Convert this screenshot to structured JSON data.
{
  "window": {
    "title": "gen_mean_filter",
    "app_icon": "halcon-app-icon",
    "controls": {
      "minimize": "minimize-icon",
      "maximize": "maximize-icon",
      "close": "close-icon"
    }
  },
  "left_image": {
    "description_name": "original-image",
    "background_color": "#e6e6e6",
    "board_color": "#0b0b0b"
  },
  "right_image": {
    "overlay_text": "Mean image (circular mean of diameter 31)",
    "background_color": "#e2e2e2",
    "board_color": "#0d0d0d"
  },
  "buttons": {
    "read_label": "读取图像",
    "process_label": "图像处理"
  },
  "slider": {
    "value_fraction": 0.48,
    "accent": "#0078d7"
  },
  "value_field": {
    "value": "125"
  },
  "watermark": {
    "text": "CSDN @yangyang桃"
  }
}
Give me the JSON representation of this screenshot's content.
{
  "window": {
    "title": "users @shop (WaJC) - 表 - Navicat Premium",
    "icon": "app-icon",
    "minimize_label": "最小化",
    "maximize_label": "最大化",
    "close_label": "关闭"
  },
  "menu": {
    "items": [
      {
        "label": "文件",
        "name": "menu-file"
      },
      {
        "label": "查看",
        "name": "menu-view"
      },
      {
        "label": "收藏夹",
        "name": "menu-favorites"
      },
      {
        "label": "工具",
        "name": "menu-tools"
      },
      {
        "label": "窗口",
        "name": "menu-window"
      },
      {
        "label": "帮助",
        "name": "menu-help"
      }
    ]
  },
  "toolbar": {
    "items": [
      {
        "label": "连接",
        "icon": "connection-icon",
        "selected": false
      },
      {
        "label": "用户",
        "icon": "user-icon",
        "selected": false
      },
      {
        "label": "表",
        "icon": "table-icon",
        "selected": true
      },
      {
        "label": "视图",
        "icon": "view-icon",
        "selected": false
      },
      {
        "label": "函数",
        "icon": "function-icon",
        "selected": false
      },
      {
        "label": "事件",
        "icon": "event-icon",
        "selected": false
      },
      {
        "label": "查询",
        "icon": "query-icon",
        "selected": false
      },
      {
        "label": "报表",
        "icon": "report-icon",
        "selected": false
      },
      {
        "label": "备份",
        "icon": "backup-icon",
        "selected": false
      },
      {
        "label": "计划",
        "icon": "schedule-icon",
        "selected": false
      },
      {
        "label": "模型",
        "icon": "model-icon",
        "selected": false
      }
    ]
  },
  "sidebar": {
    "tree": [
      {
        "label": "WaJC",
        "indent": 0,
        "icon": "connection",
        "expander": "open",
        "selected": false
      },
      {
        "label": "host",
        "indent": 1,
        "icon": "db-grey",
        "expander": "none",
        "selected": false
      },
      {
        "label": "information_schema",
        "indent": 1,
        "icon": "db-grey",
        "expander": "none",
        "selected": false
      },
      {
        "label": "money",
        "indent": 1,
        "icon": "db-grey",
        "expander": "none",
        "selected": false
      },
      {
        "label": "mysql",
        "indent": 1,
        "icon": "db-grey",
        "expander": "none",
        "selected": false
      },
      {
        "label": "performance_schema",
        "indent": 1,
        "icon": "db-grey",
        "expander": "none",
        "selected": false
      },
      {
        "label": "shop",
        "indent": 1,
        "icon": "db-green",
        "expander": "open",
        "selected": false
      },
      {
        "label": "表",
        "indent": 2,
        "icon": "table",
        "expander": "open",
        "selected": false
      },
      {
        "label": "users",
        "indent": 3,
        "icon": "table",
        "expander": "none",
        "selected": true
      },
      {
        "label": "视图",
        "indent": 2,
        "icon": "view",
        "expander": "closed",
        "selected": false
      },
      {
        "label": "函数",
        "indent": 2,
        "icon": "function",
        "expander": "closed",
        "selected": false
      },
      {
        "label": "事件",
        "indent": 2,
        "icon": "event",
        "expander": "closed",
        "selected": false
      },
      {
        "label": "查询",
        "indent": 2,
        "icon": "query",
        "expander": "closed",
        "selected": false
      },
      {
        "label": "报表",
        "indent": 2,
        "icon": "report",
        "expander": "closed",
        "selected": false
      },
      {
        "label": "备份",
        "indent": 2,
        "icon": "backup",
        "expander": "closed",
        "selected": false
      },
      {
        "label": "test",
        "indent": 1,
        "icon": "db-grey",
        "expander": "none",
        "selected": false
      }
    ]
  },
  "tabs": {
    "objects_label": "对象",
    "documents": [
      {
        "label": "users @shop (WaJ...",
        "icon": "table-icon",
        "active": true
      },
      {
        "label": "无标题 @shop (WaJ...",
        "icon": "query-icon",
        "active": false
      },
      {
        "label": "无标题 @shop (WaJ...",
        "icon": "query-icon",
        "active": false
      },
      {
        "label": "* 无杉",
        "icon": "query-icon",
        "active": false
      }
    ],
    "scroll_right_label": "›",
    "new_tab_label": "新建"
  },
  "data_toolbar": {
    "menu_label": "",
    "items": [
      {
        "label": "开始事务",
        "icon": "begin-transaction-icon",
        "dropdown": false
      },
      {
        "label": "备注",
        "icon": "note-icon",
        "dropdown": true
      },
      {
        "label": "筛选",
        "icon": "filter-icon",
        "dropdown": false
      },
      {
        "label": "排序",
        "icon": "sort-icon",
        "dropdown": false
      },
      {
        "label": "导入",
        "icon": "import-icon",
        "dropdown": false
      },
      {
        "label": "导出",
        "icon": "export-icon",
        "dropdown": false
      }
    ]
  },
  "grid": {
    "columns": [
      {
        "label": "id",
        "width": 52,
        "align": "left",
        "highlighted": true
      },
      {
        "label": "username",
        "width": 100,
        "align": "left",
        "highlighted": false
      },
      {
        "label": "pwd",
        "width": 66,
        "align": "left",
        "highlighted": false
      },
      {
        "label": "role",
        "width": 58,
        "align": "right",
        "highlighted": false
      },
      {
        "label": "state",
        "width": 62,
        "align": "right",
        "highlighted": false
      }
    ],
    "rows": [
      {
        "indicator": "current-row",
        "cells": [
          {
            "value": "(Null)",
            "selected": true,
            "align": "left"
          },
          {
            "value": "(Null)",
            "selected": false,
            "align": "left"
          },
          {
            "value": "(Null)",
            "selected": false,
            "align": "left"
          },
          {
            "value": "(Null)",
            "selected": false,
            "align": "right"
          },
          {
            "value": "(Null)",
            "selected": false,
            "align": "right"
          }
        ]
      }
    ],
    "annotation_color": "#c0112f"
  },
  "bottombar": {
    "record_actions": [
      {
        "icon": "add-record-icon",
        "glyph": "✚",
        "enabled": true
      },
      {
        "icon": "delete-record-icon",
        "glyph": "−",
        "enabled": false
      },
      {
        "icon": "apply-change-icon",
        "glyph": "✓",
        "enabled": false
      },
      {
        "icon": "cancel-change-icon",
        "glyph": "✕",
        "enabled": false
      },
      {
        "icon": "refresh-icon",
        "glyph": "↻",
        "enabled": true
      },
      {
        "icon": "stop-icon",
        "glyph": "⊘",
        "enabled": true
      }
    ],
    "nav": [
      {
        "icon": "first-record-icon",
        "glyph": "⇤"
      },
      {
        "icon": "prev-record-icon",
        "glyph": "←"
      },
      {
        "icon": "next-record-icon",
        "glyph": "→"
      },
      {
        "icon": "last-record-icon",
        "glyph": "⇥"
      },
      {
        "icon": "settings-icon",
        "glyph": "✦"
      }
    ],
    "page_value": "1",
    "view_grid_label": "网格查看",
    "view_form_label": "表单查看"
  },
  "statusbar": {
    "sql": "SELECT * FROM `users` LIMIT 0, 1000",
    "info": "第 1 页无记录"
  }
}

◇ ◇ ◇ ◇ ◇ ◇ ◇

### WRITTEN INSTRUCTION
Set all of the entries down again, exactly as they were given.

### CORRECT OUTPUT
Convert this screenshot to structured JSON data.
{
  "window": {
    "title": "gen_mean_filter",
    "app_icon": "halcon-app-icon",
    "controls": {
      "minimize": "minimize-icon",
      "maximize": "maximize-icon",
      "close": "close-icon"
    }
  },
  "left_image": {
    "description_name": "original-image",
    "background_color": "#e6e6e6",
    "board_color": "#0b0b0b"
  },
  "right_image": {
    "overlay_text": "Mean image (circular mean of diameter 31)",
    "background_color": "#e2e2e2",
    "board_color": "#0d0d0d"
  },
  "buttons": {
    "read_label": "读取图像",
    "process_label": "图像处理"
  },
  "slider": {
    "value_fraction": 0.48,
    "accent": "#0078d7"
  },
  "value_field": {
    "value": "125"
  },
  "watermark": {
    "text": "CSDN @yangyang桃"
  }
}
Give me the JSON representation of this screenshot's content.
{
  "window": {
    "title": "users @shop (WaJC) - 表 - Navicat Premium",
    "icon": "app-icon",
    "minimize_label": "最小化",
    "maximize_label": "最大化",
    "close_label": "关闭"
  },
  "menu": {
    "items": [
      {
        "label": "文件",
        "name": "menu-file"
      },
      {
        "label": "查看",
        "name": "menu-view"
      },
      {
        "label": "收藏夹",
        "name": "menu-favorites"
      },
      {
        "label": "工具",
        "name": "menu-tools"
      },
      {
        "label": "窗口",
        "name": "menu-window"
      },
      {
        "label": "帮助",
        "name": "menu-help"
      }
    ]
  },
  "toolbar": {
    "items": [
      {
        "label": "连接",
        "icon": "connection-icon",
        "selected": false
      },
      {
        "label": "用户",
        "icon": "user-icon",
        "selected": false
      },
      {
        "label": "表",
        "icon": "table-icon",
        "selected": true
      },
      {
        "label": "视图",
        "icon": "view-icon",
        "selected": false
      },
      {
        "label": "函数",
        "icon": "function-icon",
        "selected": false
      },
      {
        "label": "事件",
        "icon": "event-icon",
        "selected": false
      },
      {
        "label": "查询",
        "icon": "query-icon",
        "selected": false
      },
      {
        "label": "报表",
        "icon": "report-icon",
        "selected": false
      },
      {
        "label": "备份",
        "icon": "backup-icon",
        "selected": false
      },
      {
        "label": "计划",
        "icon": "schedule-icon",
        "selected": false
      },
      {
        "label": "模型",
        "icon": "model-icon",
        "selected": false
      }
    ]
  },
  "sidebar": {
    "tree": [
      {
        "label": "WaJC",
        "indent": 0,
        "icon": "connection",
        "expander": "open",
        "selected": false
      },
      {
        "label": "host",
        "indent": 1,
        "icon": "db-grey",
        "expander": "none",
        "selected": false
      },
      {
        "label": "information_schema",
        "indent": 1,
        "icon": "db-grey",
        "expander": "none",
        "selected": false
      },
      {
        "label": "money",
        "indent": 1,
        "icon": "db-grey",
        "expander": "none",
        "selected": false
      },
      {
        "label": "mysql",
        "indent": 1,
        "icon": "db-grey",
        "expander": "none",
        "selected": false
      },
      {
        "label": "performance_schema",
        "indent": 1,
        "icon": "db-grey",
        "expander": "none",
        "selected": false
      },
      {
        "label": "shop",
        "indent": 1,
        "icon": "db-green",
        "expander": "open",
        "selected": false
      },
      {
        "label": "表",
        "indent": 2,
        "icon": "table",
        "expander": "open",
        "selected": false
      },
      {
        "label": "users",
        "indent": 3,
        "icon": "table",
        "expander": "none",
        "selected": true
      },
      {
        "label": "视图",
        "indent": 2,
        "icon": "view",
        "expander": "closed",
        "selected": false
      },
      {
        "label": "函数",
        "indent": 2,
        "icon": "function",
        "expander": "closed",
        "selected": false
      },
      {
        "label": "事件",
        "indent": 2,
        "icon": "event",
        "expander": "closed",
        "selected": false
      },
      {
        "label": "查询",
        "indent": 2,
        "icon": "query",
        "expander": "closed",
        "selected": false
      },
      {
        "label": "报表",
        "indent": 2,
        "icon": "report",
        "expander": "closed",
        "selected": false
      },
      {
        "label": "备份",
        "indent": 2,
        "icon": "backup",
        "expander": "closed",
        "selected": false
      },
      {
        "label": "test",
        "indent": 1,
        "icon": "db-grey",
        "expander": "none",
        "selected": false
      }
    ]
  },
  "tabs": {
    "objects_label": "对象",
    "documents": [
      {
        "label": "users @shop (WaJ...",
        "icon": "table-icon",
        "active": true
      },
      {
        "label": "无标题 @shop (WaJ...",
        "icon": "query-icon",
        "active": false
      },
      {
        "label": "无标题 @shop (WaJ...",
        "icon": "query-icon",
        "active": false
      },
      {
        "label": "* 无杉",
        "icon": "query-icon",
        "active": false
      }
    ],
    "scroll_right_label": "›",
    "new_tab_label": "新建"
  },
  "data_toolbar": {
    "menu_label": "",
    "items": [
      {
        "label": "开始事务",
        "icon": "begin-transaction-icon",
        "dropdown": false
      },
      {
        "label": "备注",
        "icon": "note-icon",
        "dropdown": true
      },
      {
        "label": "筛选",
        "icon": "filter-icon",
        "dropdown": false
      },
      {
        "label": "排序",
        "icon": "sort-icon",
        "dropdown": false
      },
      {
        "label": "导入",
        "icon": "import-icon",
        "dropdown": false
      },
      {
        "label": "导出",
        "icon": "export-icon",
        "dropdown": false
      }
    ]
  },
  "grid": {
    "columns": [
      {
        "label": "id",
        "width": 52,
        "align": "left",
        "highlighted": true
      },
      {
        "label": "username",
        "width": 100,
        "align": "left",
        "highlighted": false
      },
      {
        "label": "pwd",
        "width": 66,
        "align": "left",
        "highlighted": false
      },
      {
        "label": "role",
        "width": 58,
        "align": "right",
        "highlighted": false
      },
      {
        "label": "state",
        "width": 62,
        "align": "right",
        "highlighted": false
      }
    ],
    "rows": [
      {
        "indicator": "current-row",
        "cells": [
          {
            "value": "(Null)",
            "selected": true,
            "align": "left"
          },
          {
            "value": "(Null)",
            "selected": false,
            "align": "left"
          },
          {
            "value": "(Null)",
            "selected": false,
            "align": "left"
          },
          {
            "value": "(Null)",
            "selected": false,
            "align": "right"
          },
          {
            "value": "(Null)",
            "selected": false,
            "align": "right"
          }
        ]
      }
    ],
    "annotation_color": "#c0112f"
  },
  "bottombar": {
    "record_actions": [
      {
        "icon": "add-record-icon",
        "glyph": "✚",
        "enabled": true
      },
      {
        "icon": "delete-record-icon",
        "glyph": "−",
        "enabled": false
      },
      {
        "icon": "apply-change-icon",
        "glyph": "✓",
        "enabled": false
      },
      {
        "icon": "cancel-change-icon",
        "glyph": "✕",
        "enabled": false
      },
      {
        "icon": "refresh-icon",
        "glyph": "↻",
        "enabled": true
      },
      {
        "icon": "stop-icon",
        "glyph": "⊘",
        "enabled": true
      }
    ],
    "nav": [
      {
        "icon": "first-record-icon",
        "glyph": "⇤"
      },
      {
        "icon": "prev-record-icon",
        "glyph": "←"
      },
      {
        "icon": "next-record-icon",
        "glyph": "→"
      },
      {
        "icon": "last-record-icon",
        "glyph": "⇥"
      },
      {
        "icon": "settings-icon",
        "glyph": "✦"
      }
    ],
    "page_value": "1",
    "view_grid_label": "网格查看",
    "view_form_label": "表单查看"
  },
  "statusbar": {
    "sql": "SELECT * FROM `users` LIMIT 0, 1000",
    "info": "第 1 页无记录"
  }
}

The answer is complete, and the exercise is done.